INFORMATION GIVEN:
______
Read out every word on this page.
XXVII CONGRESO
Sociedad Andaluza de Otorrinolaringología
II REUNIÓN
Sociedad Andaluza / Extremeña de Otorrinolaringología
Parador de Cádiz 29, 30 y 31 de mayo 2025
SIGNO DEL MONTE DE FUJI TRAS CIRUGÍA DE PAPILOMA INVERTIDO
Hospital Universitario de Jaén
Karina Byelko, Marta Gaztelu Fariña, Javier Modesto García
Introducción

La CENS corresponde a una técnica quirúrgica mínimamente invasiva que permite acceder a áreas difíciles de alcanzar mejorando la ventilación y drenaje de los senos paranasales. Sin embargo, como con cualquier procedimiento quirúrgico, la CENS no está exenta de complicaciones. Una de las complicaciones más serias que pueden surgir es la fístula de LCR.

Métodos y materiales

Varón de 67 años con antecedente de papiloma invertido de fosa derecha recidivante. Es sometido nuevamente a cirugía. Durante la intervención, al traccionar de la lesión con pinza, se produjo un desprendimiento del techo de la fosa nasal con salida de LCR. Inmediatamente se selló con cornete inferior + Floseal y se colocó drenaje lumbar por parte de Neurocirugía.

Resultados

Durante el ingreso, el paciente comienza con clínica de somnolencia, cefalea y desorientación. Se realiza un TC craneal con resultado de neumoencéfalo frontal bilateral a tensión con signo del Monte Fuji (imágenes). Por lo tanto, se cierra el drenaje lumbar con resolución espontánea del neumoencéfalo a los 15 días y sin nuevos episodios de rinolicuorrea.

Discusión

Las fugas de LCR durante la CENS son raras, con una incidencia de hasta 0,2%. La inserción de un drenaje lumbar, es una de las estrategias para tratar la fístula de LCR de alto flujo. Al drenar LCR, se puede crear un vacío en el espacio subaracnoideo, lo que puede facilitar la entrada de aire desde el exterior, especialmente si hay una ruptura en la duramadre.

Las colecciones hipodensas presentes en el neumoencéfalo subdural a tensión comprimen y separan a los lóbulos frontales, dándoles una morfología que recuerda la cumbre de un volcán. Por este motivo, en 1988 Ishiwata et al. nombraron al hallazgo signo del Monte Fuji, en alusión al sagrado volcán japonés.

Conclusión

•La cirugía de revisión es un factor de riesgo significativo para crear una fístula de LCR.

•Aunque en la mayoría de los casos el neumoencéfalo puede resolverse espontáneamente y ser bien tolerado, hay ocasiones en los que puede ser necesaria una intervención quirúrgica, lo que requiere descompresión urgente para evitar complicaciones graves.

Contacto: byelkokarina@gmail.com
______
EXERCISE DETAILS: Nothing should be left out: repeat all of the data exactly.

SOLUTION FOR THIS EXERCISE:
Read out every word on this page.
XXVII CONGRESO
Sociedad Andaluza de Otorrinolaringología
II REUNIÓN
Sociedad Andaluza / Extremeña de Otorrinolaringología
Parador de Cádiz 29, 30 y 31 de mayo 2025
SIGNO DEL MONTE DE FUJI TRAS CIRUGÍA DE PAPILOMA INVERTIDO
Hospital Universitario de Jaén
Karina Byelko, Marta Gaztelu Fariña, Javier Modesto García
Introducción

La CENS corresponde a una técnica quirúrgica mínimamente invasiva que permite acceder a áreas difíciles de alcanzar mejorando la ventilación y drenaje de los senos paranasales. Sin embargo, como con cualquier procedimiento quirúrgico, la CENS no está exenta de complicaciones. Una de las complicaciones más serias que pueden surgir es la fístula de LCR.

Métodos y materiales

Varón de 67 años con antecedente de papiloma invertido de fosa derecha recidivante. Es sometido nuevamente a cirugía. Durante la intervención, al traccionar de la lesión con pinza, se produjo un desprendimiento del techo de la fosa nasal con salida de LCR. Inmediatamente se selló con cornete inferior + Floseal y se colocó drenaje lumbar por parte de Neurocirugía.

Resultados

Durante el ingreso, el paciente comienza con clínica de somnolencia, cefalea y desorientación. Se realiza un TC craneal con resultado de neumoencéfalo frontal bilateral a tensión con signo del Monte Fuji (imágenes). Por lo tanto, se cierra el drenaje lumbar con resolución espontánea del neumoencéfalo a los 15 días y sin nuevos episodios de rinolicuorrea.

Discusión

Las fugas de LCR durante la CENS son raras, con una incidencia de hasta 0,2%. La inserción de un drenaje lumbar, es una de las estrategias para tratar la fístula de LCR de alto flujo. Al drenar LCR, se puede crear un vacío en el espacio subaracnoideo, lo que puede facilitar la entrada de aire desde el exterior, especialmente si hay una ruptura en la duramadre.

Las colecciones hipodensas presentes en el neumoencéfalo subdural a tensión comprimen y separan a los lóbulos frontales, dándoles una morfología que recuerda la cumbre de un volcán. Por este motivo, en 1988 Ishiwata et al. nombraron al hallazgo signo del Monte Fuji, en alusión al sagrado volcán japonés.

Conclusión

•La cirugía de revisión es un factor de riesgo significativo para crear una fístula de LCR.

•Aunque en la mayoría de los casos el neumoencéfalo puede resolverse espontáneamente y ser bien tolerado, hay ocasiones en los que puede ser necesaria una intervención quirúrgica, lo que requiere descompresión urgente para evitar complicaciones graves.

Contacto: byelkokarina@gmail.com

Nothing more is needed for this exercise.